* Stated goal: Copy every line from the material below that holds "أحمد".

* The records:
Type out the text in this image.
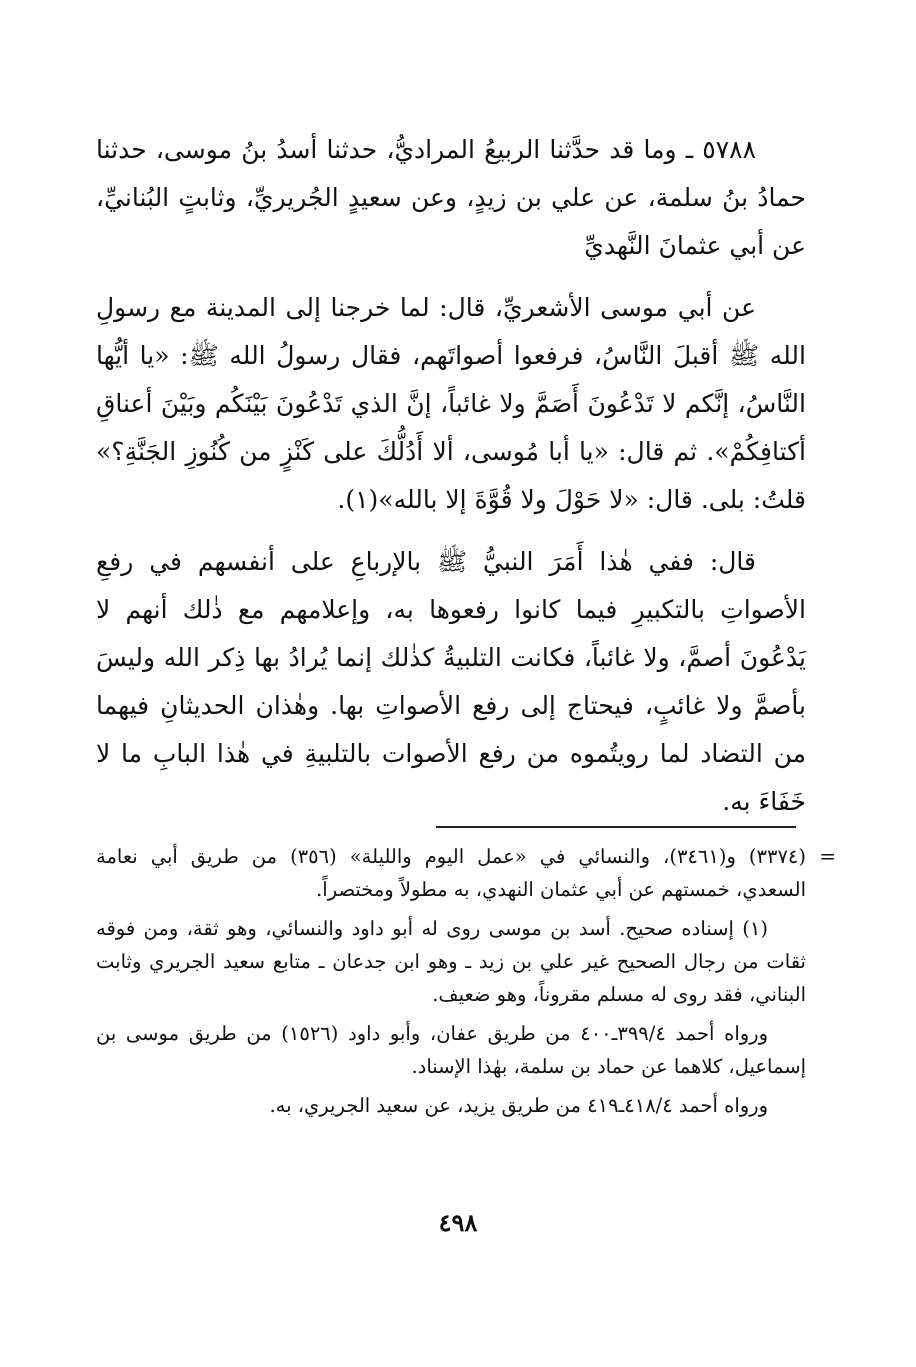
٥٧٨٨ ـ وما قد حدَّثنا الربيعُ المراديُّ، حدثنا أسدُ بنُ موسى، حدثنا حمادُ بنُ سلمة، عن علي بن زيدٍ، وعن سعيدٍ الجُريريِّ، وثابتٍ البُنانيِّ، عن أبي عثمانَ النَّهديِّ

عن أبي موسى الأشعريِّ، قال: لما خرجنا إلى المدينة مع رسولِ الله ﷺ أقبلَ النَّاسُ، فرفعوا أصواتَهم، فقال رسولُ الله ﷺ: «يا أيُّها النَّاسُ، إنَّكم لا تَدْعُونَ أَصَمَّ ولا غائباً، إنَّ الذي تَدْعُونَ بَيْنَكُم وبَيْنَ أعناقِ أكتافِكُمْ». ثم قال: «يا أبا مُوسى، ألا أَدُلُّكَ على كَنْزٍ من كُنُوزِ الجَنَّةِ؟» قلتُ: بلى. قال: «لا حَوْلَ ولا قُوَّةَ إلا بالله»(١).

قال: ففي هٰذا أَمَرَ النبيُّ ﷺ بالإرباعِ على أنفسهم في رفعِ الأصواتِ بالتكبيرِ فيما كانوا رفعوها به، وإعلامهم مع ذٰلك أنهم لا يَدْعُونَ أصمَّ، ولا غائباً، فكانت التلبيةُ كذٰلك إنما يُرادُ بها ذِكر الله وليسَ بأصمَّ ولا غائبٍ، فيحتاج إلى رفع الأصواتِ بها. وهٰذان الحديثانِ فيهما من التضاد لما رويتُموه من رفع الأصوات بالتلبيةِ في هٰذا البابِ ما لا خَفَاءَ به.

=
(٣٣٧٤) و(٣٤٦١)، والنسائي في «عمل اليوم والليلة» (٣٥٦) من طريق أبي نعامة السعدي، خمستهم عن أبي عثمان النهدي، به مطولاً ومختصراً.

(١) إسناده صحيح. أسد بن موسى روى له أبو داود والنسائي، وهو ثقة، ومن فوقه ثقات من رجال الصحيح غير علي بن زيد ـ وهو ابن جدعان ـ متابع سعيد الجريري وثابت البناني، فقد روى له مسلم مقروناً، وهو ضعيف.

ورواه أحمد ٣٩٩/٤ـ٤٠٠ من طريق عفان، وأبو داود (١٥٢٦) من طريق موسى بن إسماعيل، كلاهما عن حماد بن سلمة، بهٰذا الإسناد.

ورواه أحمد ٤١٨/٤ـ٤١٩ من طريق يزيد، عن سعيد الجريري، به.

٤٩٨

* Reply to the task:
ورواه أحمد ٣٩٩/٤ـ٤٠٠ من طريق عفان، وأبو داود (١٥٢٦) من طريق موسى بن إسماعيل، كلاهما عن حماد بن سلمة، بهٰذا الإسناد.
ورواه أحمد ٤١٨/٤ـ٤١٩ من طريق يزيد، عن سعيد الجريري، به.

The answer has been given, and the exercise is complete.